What the task requires:
Copy out all of the data exactly as it appears.

Exercise material:
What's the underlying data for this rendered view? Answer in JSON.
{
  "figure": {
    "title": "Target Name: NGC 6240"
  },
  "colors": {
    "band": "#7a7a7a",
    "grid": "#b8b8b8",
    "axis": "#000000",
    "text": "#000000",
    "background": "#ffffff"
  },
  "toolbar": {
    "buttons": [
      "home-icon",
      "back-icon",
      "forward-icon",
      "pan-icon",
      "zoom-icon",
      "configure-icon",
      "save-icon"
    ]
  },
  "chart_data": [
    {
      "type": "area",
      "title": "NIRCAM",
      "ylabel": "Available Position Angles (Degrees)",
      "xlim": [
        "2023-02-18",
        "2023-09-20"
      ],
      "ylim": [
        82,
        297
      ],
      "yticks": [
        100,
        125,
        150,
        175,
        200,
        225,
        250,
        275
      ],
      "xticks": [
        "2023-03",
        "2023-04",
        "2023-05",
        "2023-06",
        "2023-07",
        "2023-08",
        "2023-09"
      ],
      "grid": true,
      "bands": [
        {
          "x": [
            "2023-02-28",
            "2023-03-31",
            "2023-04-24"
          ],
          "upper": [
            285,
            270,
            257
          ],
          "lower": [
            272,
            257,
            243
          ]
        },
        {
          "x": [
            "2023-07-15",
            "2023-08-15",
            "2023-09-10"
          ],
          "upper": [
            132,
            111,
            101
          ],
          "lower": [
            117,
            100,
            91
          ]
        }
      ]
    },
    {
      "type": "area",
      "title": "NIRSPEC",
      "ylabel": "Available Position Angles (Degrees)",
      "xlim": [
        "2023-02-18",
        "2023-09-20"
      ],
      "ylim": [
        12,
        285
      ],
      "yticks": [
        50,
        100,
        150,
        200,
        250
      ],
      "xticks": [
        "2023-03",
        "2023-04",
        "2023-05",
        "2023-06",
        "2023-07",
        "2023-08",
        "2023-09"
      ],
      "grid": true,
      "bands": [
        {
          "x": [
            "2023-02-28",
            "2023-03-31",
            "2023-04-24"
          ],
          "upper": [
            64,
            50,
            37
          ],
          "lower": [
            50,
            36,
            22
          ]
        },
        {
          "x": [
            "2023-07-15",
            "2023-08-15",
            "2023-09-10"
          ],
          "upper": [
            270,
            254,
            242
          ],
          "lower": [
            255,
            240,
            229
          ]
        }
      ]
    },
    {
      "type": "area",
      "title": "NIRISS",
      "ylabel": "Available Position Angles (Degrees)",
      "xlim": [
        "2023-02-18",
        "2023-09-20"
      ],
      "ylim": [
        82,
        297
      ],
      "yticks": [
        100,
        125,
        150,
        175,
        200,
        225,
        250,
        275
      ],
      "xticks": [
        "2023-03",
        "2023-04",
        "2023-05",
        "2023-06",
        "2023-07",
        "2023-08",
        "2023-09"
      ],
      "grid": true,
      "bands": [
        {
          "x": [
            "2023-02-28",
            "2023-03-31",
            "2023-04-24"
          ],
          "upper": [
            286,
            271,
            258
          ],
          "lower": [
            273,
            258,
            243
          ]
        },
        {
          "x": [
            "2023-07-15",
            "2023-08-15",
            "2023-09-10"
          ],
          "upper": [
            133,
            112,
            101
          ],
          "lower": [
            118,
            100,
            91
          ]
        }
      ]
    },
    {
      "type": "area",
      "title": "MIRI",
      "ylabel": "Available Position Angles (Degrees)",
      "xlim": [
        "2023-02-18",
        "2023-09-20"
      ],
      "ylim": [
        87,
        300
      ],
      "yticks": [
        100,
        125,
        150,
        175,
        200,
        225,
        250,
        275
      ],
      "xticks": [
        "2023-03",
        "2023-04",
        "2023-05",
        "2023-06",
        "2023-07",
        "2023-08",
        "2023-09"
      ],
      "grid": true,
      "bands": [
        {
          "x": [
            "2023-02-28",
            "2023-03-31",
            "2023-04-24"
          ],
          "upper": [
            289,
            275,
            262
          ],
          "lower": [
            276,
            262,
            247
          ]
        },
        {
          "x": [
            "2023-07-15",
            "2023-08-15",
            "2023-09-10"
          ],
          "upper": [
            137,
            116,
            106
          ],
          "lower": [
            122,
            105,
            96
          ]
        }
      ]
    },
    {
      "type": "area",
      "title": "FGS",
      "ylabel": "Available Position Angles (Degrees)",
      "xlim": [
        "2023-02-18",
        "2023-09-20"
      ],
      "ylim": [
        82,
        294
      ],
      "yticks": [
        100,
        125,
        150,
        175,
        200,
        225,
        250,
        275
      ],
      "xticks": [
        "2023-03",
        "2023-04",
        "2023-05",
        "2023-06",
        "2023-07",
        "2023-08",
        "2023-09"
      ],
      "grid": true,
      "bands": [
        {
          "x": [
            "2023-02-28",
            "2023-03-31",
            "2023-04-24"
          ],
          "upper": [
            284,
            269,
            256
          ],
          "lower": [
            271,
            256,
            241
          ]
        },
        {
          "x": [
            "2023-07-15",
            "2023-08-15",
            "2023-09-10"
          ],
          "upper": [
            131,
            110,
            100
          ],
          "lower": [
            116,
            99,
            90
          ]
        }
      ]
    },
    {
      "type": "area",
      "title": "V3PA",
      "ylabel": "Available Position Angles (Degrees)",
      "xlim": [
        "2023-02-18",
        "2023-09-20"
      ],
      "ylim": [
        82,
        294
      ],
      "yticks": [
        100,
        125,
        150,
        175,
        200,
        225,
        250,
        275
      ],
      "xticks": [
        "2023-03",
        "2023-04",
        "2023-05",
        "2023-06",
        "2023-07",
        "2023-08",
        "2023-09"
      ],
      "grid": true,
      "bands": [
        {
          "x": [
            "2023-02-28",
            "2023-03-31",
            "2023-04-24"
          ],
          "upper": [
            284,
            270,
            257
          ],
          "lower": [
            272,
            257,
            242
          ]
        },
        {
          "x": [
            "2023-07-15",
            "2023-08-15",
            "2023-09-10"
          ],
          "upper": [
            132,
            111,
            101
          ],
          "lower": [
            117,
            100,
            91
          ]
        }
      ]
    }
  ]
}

Answer to the task:
What's the underlying data for this rendered view? Answer in JSON.
{
  "figure": {
    "title": "Target Name: NGC 6240"
  },
  "colors": {
    "band": "#7a7a7a",
    "grid": "#b8b8b8",
    "axis": "#000000",
    "text": "#000000",
    "background": "#ffffff"
  },
  "toolbar": {
    "buttons": [
      "home-icon",
      "back-icon",
      "forward-icon",
      "pan-icon",
      "zoom-icon",
      "configure-icon",
      "save-icon"
    ]
  },
  "chart_data": [
    {
      "type": "area",
      "title": "NIRCAM",
      "ylabel": "Available Position Angles (Degrees)",
      "xlim": [
        "2023-02-18",
        "2023-09-20"
      ],
      "ylim": [
        82,
        297
      ],
      "yticks": [
        100,
        125,
        150,
        175,
        200,
        225,
        250,
        275
      ],
      "xticks": [
        "2023-03",
        "2023-04",
        "2023-05",
        "2023-06",
        "2023-07",
        "2023-08",
        "2023-09"
      ],
      "grid": true,
      "bands": [
        {
          "x": [
            "2023-02-28",
            "2023-03-31",
            "2023-04-24"
          ],
          "upper": [
            285,
            270,
            257
          ],
          "lower": [
            272,
            257,
            243
          ]
        },
        {
          "x": [
            "2023-07-15",
            "2023-08-15",
            "2023-09-10"
          ],
          "upper": [
            132,
            111,
            101
          ],
          "lower": [
            117,
            100,
            91
          ]
        }
      ]
    },
    {
      "type": "area",
      "title": "NIRSPEC",
      "ylabel": "Available Position Angles (Degrees)",
      "xlim": [
        "2023-02-18",
        "2023-09-20"
      ],
      "ylim": [
        12,
        285
      ],
      "yticks": [
        50,
        100,
        150,
        200,
        250
      ],
      "xticks": [
        "2023-03",
        "2023-04",
        "2023-05",
        "2023-06",
        "2023-07",
        "2023-08",
        "2023-09"
      ],
      "grid": true,
      "bands": [
        {
          "x": [
            "2023-02-28",
            "2023-03-31",
            "2023-04-24"
          ],
          "upper": [
            64,
            50,
            37
          ],
          "lower": [
            50,
            36,
            22
          ]
        },
        {
          "x": [
            "2023-07-15",
            "2023-08-15",
            "2023-09-10"
          ],
          "upper": [
            270,
            254,
            242
          ],
          "lower": [
            255,
            240,
            229
          ]
        }
      ]
    },
    {
      "type": "area",
      "title": "NIRISS",
      "ylabel": "Available Position Angles (Degrees)",
      "xlim": [
        "2023-02-18",
        "2023-09-20"
      ],
      "ylim": [
        82,
        297
      ],
      "yticks": [
        100,
        125,
        150,
        175,
        200,
        225,
        250,
        275
      ],
      "xticks": [
        "2023-03",
        "2023-04",
        "2023-05",
        "2023-06",
        "2023-07",
        "2023-08",
        "2023-09"
      ],
      "grid": true,
      "bands": [
        {
          "x": [
            "2023-02-28",
            "2023-03-31",
            "2023-04-24"
          ],
          "upper": [
            286,
            271,
            258
          ],
          "lower": [
            273,
            258,
            243
          ]
        },
        {
          "x": [
            "2023-07-15",
            "2023-08-15",
            "2023-09-10"
          ],
          "upper": [
            133,
            112,
            101
          ],
          "lower": [
            118,
            100,
            91
          ]
        }
      ]
    },
    {
      "type": "area",
      "title": "MIRI",
      "ylabel": "Available Position Angles (Degrees)",
      "xlim": [
        "2023-02-18",
        "2023-09-20"
      ],
      "ylim": [
        87,
        300
      ],
      "yticks": [
        100,
        125,
        150,
        175,
        200,
        225,
        250,
        275
      ],
      "xticks": [
        "2023-03",
        "2023-04",
        "2023-05",
        "2023-06",
        "2023-07",
        "2023-08",
        "2023-09"
      ],
      "grid": true,
      "bands": [
        {
          "x": [
            "2023-02-28",
            "2023-03-31",
            "2023-04-24"
          ],
          "upper": [
            289,
            275,
            262
          ],
          "lower": [
            276,
            262,
            247
          ]
        },
        {
          "x": [
            "2023-07-15",
            "2023-08-15",
            "2023-09-10"
          ],
          "upper": [
            137,
            116,
            106
          ],
          "lower": [
            122,
            105,
            96
          ]
        }
      ]
    },
    {
      "type": "area",
      "title": "FGS",
      "ylabel": "Available Position Angles (Degrees)",
      "xlim": [
        "2023-02-18",
        "2023-09-20"
      ],
      "ylim": [
        82,
        294
      ],
      "yticks": [
        100,
        125,
        150,
        175,
        200,
        225,
        250,
        275
      ],
      "xticks": [
        "2023-03",
        "2023-04",
        "2023-05",
        "2023-06",
        "2023-07",
        "2023-08",
        "2023-09"
      ],
      "grid": true,
      "bands": [
        {
          "x": [
            "2023-02-28",
            "2023-03-31",
            "2023-04-24"
          ],
          "upper": [
            284,
            269,
            256
          ],
          "lower": [
            271,
            256,
            241
          ]
        },
        {
          "x": [
            "2023-07-15",
            "2023-08-15",
            "2023-09-10"
          ],
          "upper": [
            131,
            110,
            100
          ],
          "lower": [
            116,
            99,
            90
          ]
        }
      ]
    },
    {
      "type": "area",
      "title": "V3PA",
      "ylabel": "Available Position Angles (Degrees)",
      "xlim": [
        "2023-02-18",
        "2023-09-20"
      ],
      "ylim": [
        82,
        294
      ],
      "yticks": [
        100,
        125,
        150,
        175,
        200,
        225,
        250,
        275
      ],
      "xticks": [
        "2023-03",
        "2023-04",
        "2023-05",
        "2023-06",
        "2023-07",
        "2023-08",
        "2023-09"
      ],
      "grid": true,
      "bands": [
        {
          "x": [
            "2023-02-28",
            "2023-03-31",
            "2023-04-24"
          ],
          "upper": [
            284,
            270,
            257
          ],
          "lower": [
            272,
            257,
            242
          ]
        },
        {
          "x": [
            "2023-07-15",
            "2023-08-15",
            "2023-09-10"
          ],
          "upper": [
            132,
            111,
            101
          ],
          "lower": [
            117,
            100,
            91
          ]
        }
      ]
    }
  ]
}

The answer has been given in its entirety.